Problem details
Please find all lines in the data that hold the string "content" and copy them.

Data lines
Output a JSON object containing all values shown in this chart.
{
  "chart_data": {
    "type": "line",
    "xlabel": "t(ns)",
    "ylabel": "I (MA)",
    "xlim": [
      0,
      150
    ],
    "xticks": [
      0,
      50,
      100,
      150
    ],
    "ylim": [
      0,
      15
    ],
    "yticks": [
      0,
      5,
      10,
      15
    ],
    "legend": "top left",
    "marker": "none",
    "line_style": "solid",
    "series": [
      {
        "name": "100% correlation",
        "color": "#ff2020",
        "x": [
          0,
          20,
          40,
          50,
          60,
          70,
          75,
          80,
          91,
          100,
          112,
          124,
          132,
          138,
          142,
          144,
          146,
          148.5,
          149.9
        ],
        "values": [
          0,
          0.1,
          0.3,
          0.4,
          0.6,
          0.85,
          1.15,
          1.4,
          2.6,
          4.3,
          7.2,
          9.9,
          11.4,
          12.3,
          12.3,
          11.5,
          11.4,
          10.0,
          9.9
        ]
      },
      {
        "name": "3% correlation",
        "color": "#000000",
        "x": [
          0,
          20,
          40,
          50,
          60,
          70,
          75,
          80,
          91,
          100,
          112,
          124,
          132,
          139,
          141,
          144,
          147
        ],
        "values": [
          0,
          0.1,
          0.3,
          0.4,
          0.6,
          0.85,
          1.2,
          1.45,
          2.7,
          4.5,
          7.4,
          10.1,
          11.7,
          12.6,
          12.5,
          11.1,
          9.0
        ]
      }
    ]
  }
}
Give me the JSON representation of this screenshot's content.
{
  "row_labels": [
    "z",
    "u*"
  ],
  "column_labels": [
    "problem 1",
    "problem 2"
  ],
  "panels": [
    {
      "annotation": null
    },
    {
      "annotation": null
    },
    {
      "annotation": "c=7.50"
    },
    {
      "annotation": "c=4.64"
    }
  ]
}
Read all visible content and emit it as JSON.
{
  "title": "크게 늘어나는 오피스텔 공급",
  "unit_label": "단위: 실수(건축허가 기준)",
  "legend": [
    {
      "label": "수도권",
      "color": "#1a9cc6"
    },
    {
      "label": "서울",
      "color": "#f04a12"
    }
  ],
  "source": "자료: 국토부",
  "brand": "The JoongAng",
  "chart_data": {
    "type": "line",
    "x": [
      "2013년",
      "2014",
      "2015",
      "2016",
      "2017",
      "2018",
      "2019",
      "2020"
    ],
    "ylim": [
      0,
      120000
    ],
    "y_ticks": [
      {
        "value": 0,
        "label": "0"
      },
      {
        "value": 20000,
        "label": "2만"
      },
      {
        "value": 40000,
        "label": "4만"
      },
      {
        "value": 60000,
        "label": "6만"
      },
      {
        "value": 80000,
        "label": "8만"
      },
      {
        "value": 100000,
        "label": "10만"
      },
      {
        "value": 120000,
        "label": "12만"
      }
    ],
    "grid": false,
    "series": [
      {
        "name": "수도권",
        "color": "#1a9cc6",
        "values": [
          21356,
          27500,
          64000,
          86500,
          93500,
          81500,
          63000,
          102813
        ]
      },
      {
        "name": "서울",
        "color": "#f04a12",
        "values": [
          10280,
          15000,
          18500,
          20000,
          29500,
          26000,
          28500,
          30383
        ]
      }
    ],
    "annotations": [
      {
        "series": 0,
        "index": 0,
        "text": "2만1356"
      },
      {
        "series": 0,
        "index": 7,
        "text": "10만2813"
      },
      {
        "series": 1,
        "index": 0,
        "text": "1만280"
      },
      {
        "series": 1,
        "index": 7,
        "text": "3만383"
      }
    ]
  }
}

Result for this exercise
Give me the JSON representation of this screenshot's content.
Read all visible content and emit it as JSON.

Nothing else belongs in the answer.